Revise the lines from the one containing "288, 106, 303]" through the one containing "62, 826, 97]", changing "minus-box-icon" to "collapse-icon" and leaving everything else as it is. Return only those lines.

* BEGIN *

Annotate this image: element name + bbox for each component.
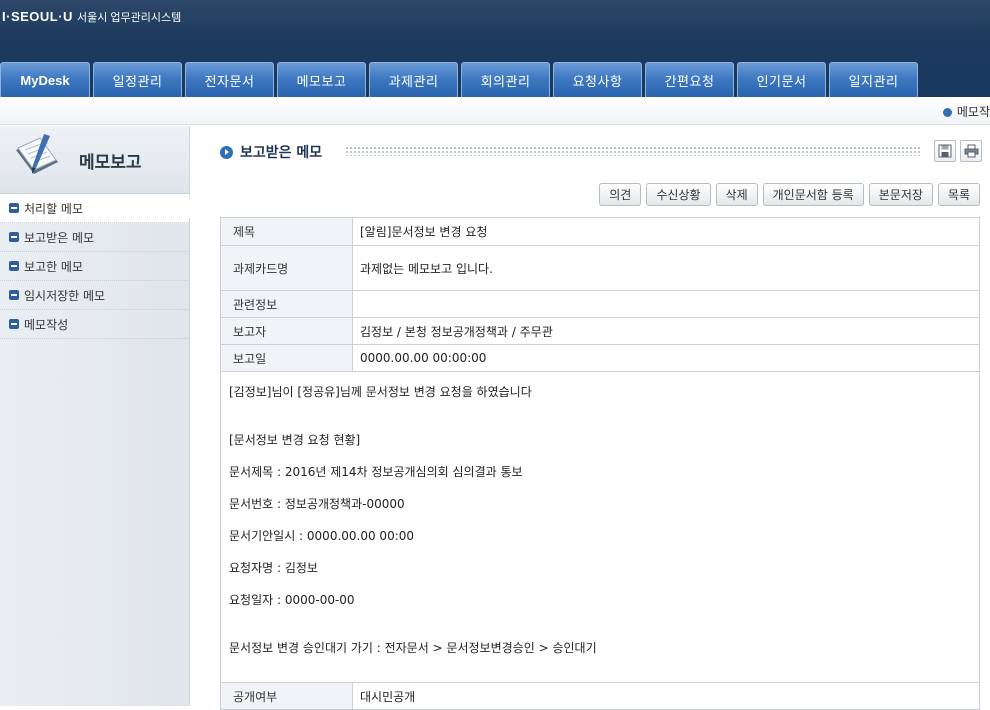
sidebar-item-label: 임시저장한 메모	[24, 288, 106, 303]
minus-box-icon	[9, 290, 19, 300]
table-row: 보고자 김정보 / 본청 정보공개정책과 / 주무관	[220, 317, 980, 345]
body-line: [문서정보 변경 요청 현황]	[229, 433, 361, 447]
action-buttons: 의견 수신상황 삭제 개인문서함 등록 본문저장 목록	[594, 183, 980, 206]
sidebar-item-label: 메모작성	[24, 317, 69, 332]
body-line: 요청일자 : 0000-00-00	[229, 593, 355, 607]
body-line: 요청자명 : 김정보	[229, 561, 318, 575]
sidebar: 메모보고 처리할 메모 보고받은 메모 보고한 메모 임시저장한 메모 메모작성	[0, 126, 190, 706]
tab-meeting[interactable]: 회의관리	[461, 62, 550, 97]
field-label: 제목	[220, 217, 353, 246]
opinion-button[interactable]: 의견	[599, 183, 642, 206]
logo-text: I·SEOUL·U	[2, 9, 73, 24]
field-label: 보고일	[220, 344, 353, 372]
page-title: 보고받은 메모	[220, 142, 322, 162]
sidebar-item-label: 보고한 메모	[24, 259, 84, 274]
sidebar-item-drafts[interactable]: 임시저장한 메모	[0, 281, 189, 310]
print-icon	[964, 144, 978, 158]
sidebar-item-sent[interactable]: 보고한 메모	[0, 252, 189, 281]
report-date: 0000.00.00 00:00:00	[352, 344, 980, 372]
body-line	[229, 622, 971, 638]
memo-body: [김정보]님이 [정공유]님께 문서정보 변경 요청을 하였습니다 [문서정보 …	[220, 371, 980, 683]
memo-subject: [알림]문서정보 변경 요청	[352, 217, 980, 246]
task-card-name: 과제없는 메모보고 입니다.	[352, 245, 980, 291]
body-line: 문서기안일시 : 0000.00.00 00:00	[229, 529, 415, 543]
sidebar-menu: 처리할 메모 보고받은 메모 보고한 메모 임시저장한 메모 메모작성	[0, 194, 190, 339]
minus-box-icon	[9, 261, 19, 271]
minus-box-icon	[9, 203, 19, 213]
table-row: 공개여부 대시민공개	[220, 682, 980, 710]
tab-popular-docs[interactable]: 인기문서	[737, 62, 826, 97]
write-memo-link[interactable]: 메모작	[942, 103, 990, 120]
sidebar-item-to-process[interactable]: 처리할 메모	[0, 194, 190, 223]
top-header: I·SEOUL·U 서울시 업무관리시스템 MyDesk 일정관리 전자문서 메모…	[0, 0, 990, 97]
memo-detail-table: 제목 [알림]문서정보 변경 요청 과제카드명 과제없는 메모보고 입니다. 관…	[220, 217, 980, 710]
save-body-button[interactable]: 본문저장	[868, 183, 933, 206]
sidebar-item-received[interactable]: 보고받은 메모	[0, 223, 189, 252]
list-button[interactable]: 목록	[937, 183, 980, 206]
system-name: 서울시 업무관리시스템	[76, 12, 182, 24]
save-icon-button[interactable]	[934, 140, 956, 162]
sidebar-header: 메모보고	[0, 126, 189, 194]
body-line: 문서정보 변경 승인대기 가기 : 전자문서 > 문서정보변경승인 > 승인대기	[229, 641, 597, 655]
bullet-icon	[942, 108, 952, 117]
sidebar-title: 메모보고	[79, 153, 142, 173]
tab-journal[interactable]: 일지관리	[829, 62, 918, 97]
memo-book-icon	[16, 134, 58, 174]
disclosure-status: 대시민공개	[352, 682, 980, 710]
sub-bar: 메모작	[0, 97, 990, 125]
app-logo[interactable]: I·SEOUL·U 서울시 업무관리시스템	[2, 9, 181, 25]
related-info	[352, 290, 980, 318]
tab-edocument[interactable]: 전자문서	[185, 62, 274, 97]
body-line: 문서번호 : 정보공개정책과-00000	[229, 497, 405, 511]
play-circle-icon	[220, 145, 233, 159]
tab-task[interactable]: 과제관리	[369, 62, 458, 97]
tab-requests[interactable]: 요청사항	[553, 62, 642, 97]
register-personal-folder-button[interactable]: 개인문서함 등록	[762, 183, 864, 206]
tab-mydesk[interactable]: MyDesk	[0, 62, 90, 97]
minus-box-icon	[9, 319, 19, 329]
tab-quick-request[interactable]: 간편요청	[645, 62, 734, 97]
field-label: 공개여부	[220, 682, 353, 710]
page-title-text: 보고받은 메모	[240, 145, 323, 161]
tab-schedule[interactable]: 일정관리	[93, 62, 182, 97]
field-label: 보고자	[220, 317, 353, 345]
minus-box-icon	[9, 232, 19, 242]
sidebar-item-label: 보고받은 메모	[24, 230, 95, 245]
delete-button[interactable]: 삭제	[715, 183, 758, 206]
title-divider	[345, 146, 920, 156]
print-icon-button[interactable]	[960, 140, 982, 162]
save-icon	[938, 144, 952, 158]
write-memo-label: 메모작	[956, 105, 990, 119]
sidebar-item-compose[interactable]: 메모작성	[0, 310, 189, 339]
reporter: 김정보 / 본청 정보공개정책과 / 주무관	[352, 317, 980, 345]
main-content: 보고받은 메모 의견 수신상황 삭제 개인문서함 등록 본문저장 목록 제목 […	[190, 126, 990, 710]
tab-memo-report[interactable]: 메모보고	[277, 62, 366, 97]
table-row: 과제카드명 과제없는 메모보고 입니다.	[220, 245, 980, 291]
sidebar-item-label: 처리할 메모	[24, 201, 84, 216]
table-row: 제목 [알림]문서정보 변경 요청	[220, 217, 980, 246]
field-label: 과제카드명	[220, 245, 353, 291]
main-nav-tabs: MyDesk 일정관리 전자문서 메모보고 과제관리 회의관리 요청사항 간편요…	[0, 62, 921, 97]
table-row: [김정보]님이 [정공유]님께 문서정보 변경 요청을 하였습니다 [문서정보 …	[220, 371, 980, 683]
field-label: 관련정보	[220, 290, 353, 318]
receipt-status-button[interactable]: 수신상황	[646, 183, 711, 206]
body-line: [김정보]님이 [정공유]님께 문서정보 변경 요청을 하였습니다	[229, 385, 532, 399]
body-line: 문서제목 : 2016년 제14차 정보공개심의회 심의결과 통보	[229, 465, 523, 479]
body-line	[229, 414, 971, 430]
table-row: 관련정보	[220, 290, 980, 318]
table-row: 보고일 0000.00.00 00:00:00	[220, 344, 980, 372]
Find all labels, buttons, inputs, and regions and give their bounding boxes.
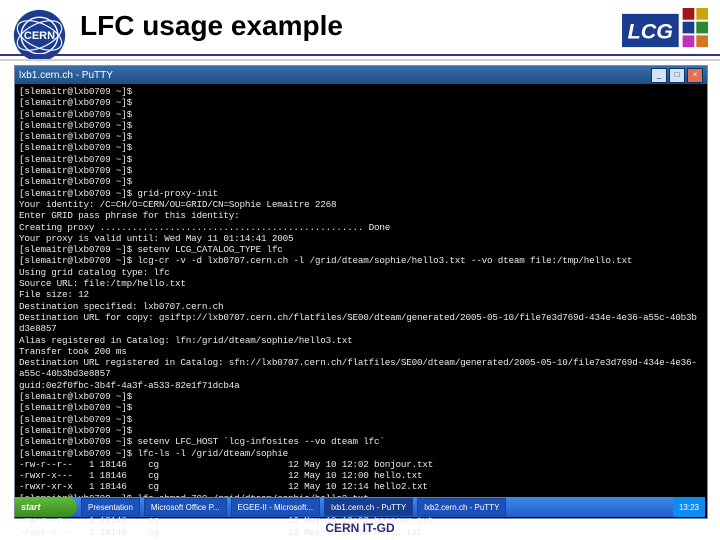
system-tray[interactable]: 13:23 bbox=[673, 497, 705, 517]
window-title: lxb1.cern.ch - PuTTY bbox=[19, 70, 649, 81]
maximize-button[interactable]: □ bbox=[669, 68, 685, 83]
slide-footer: CERN IT-GD bbox=[0, 521, 720, 535]
taskbar: start Presentation Microsoft Office P...… bbox=[15, 497, 705, 517]
svg-text:CERN: CERN bbox=[24, 30, 55, 42]
start-button[interactable]: start bbox=[15, 497, 77, 517]
taskbar-item[interactable]: lxb2.cern.ch - PuTTY bbox=[417, 498, 506, 516]
rule bbox=[0, 59, 720, 61]
rule bbox=[0, 54, 720, 56]
tray-time: 13:23 bbox=[679, 503, 699, 512]
svg-text:LCG: LCG bbox=[628, 19, 674, 43]
window-titlebar[interactable]: lxb1.cern.ch - PuTTY _ □ × bbox=[15, 66, 707, 84]
close-button[interactable]: × bbox=[687, 68, 703, 83]
slide: CERN LCG LFC usage example lxb1.cern.ch … bbox=[0, 0, 720, 540]
taskbar-item[interactable]: Presentation bbox=[81, 498, 140, 516]
start-label: start bbox=[21, 502, 41, 512]
slide-title: LFC usage example bbox=[80, 10, 343, 42]
lcg-logo: LCG bbox=[622, 8, 710, 58]
putty-window: lxb1.cern.ch - PuTTY _ □ × [slemaitr@lxb… bbox=[14, 65, 708, 519]
terminal-content[interactable]: [slemaitr@lxb0709 ~]$ [slemaitr@lxb0709 … bbox=[15, 84, 707, 540]
taskbar-item[interactable]: EGEE-II - Microsoft... bbox=[231, 498, 321, 516]
taskbar-item[interactable]: Microsoft Office P... bbox=[144, 498, 227, 516]
taskbar-item[interactable]: lxb1.cern.ch - PuTTY bbox=[324, 498, 413, 516]
minimize-button[interactable]: _ bbox=[651, 68, 667, 83]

* END *

● **Response to the task**:
sidebar-item-label: 임시저장한 메모	[24, 288, 106, 303]
collapse-icon	[9, 290, 19, 300]
table-row: 보고자 김정보 / 본청 정보공개정책과 / 주무관	[220, 317, 980, 345]
body-line: [문서정보 변경 요청 현황]	[229, 433, 361, 447]
action-buttons: 의견 수신상황 삭제 개인문서함 등록 본문저장 목록	[594, 183, 980, 206]
sidebar-item-label: 메모작성	[24, 317, 69, 332]
body-line: 요청일자 : 0000-00-00	[229, 593, 355, 607]
body-line: 요청자명 : 김정보	[229, 561, 318, 575]
sidebar: 메모보고 처리할 메모 보고받은 메모 보고한 메모 임시저장한 메모 메모작성	[0, 126, 190, 706]
tab-meeting[interactable]: 회의관리	[461, 62, 550, 97]
field-label: 제목	[220, 217, 353, 246]
opinion-button[interactable]: 의견	[599, 183, 642, 206]
logo-text: I·SEOUL·U	[2, 9, 73, 24]
field-label: 보고일	[220, 344, 353, 372]
page-title: 보고받은 메모	[220, 142, 322, 162]
sidebar-item-label: 보고한 메모	[24, 259, 84, 274]
sidebar-item-drafts[interactable]: 임시저장한 메모	[0, 281, 189, 310]
print-icon	[964, 144, 978, 158]
sidebar-item-sent[interactable]: 보고한 메모	[0, 252, 189, 281]
report-date: 0000.00.00 00:00:00	[352, 344, 980, 372]
body-line	[229, 622, 971, 638]
memo-body: [김정보]님이 [정공유]님께 문서정보 변경 요청을 하였습니다 [문서정보 …	[220, 371, 980, 683]
memo-subject: [알림]문서정보 변경 요청	[352, 217, 980, 246]
task-card-name: 과제없는 메모보고 입니다.	[352, 245, 980, 291]
body-line: 문서기안일시 : 0000.00.00 00:00	[229, 529, 415, 543]
sidebar-menu: 처리할 메모 보고받은 메모 보고한 메모 임시저장한 메모 메모작성	[0, 194, 190, 339]
collapse-icon	[9, 261, 19, 271]
collapse-icon	[9, 203, 19, 213]
table-row: 공개여부 대시민공개	[220, 682, 980, 710]
tab-popular-docs[interactable]: 인기문서	[737, 62, 826, 97]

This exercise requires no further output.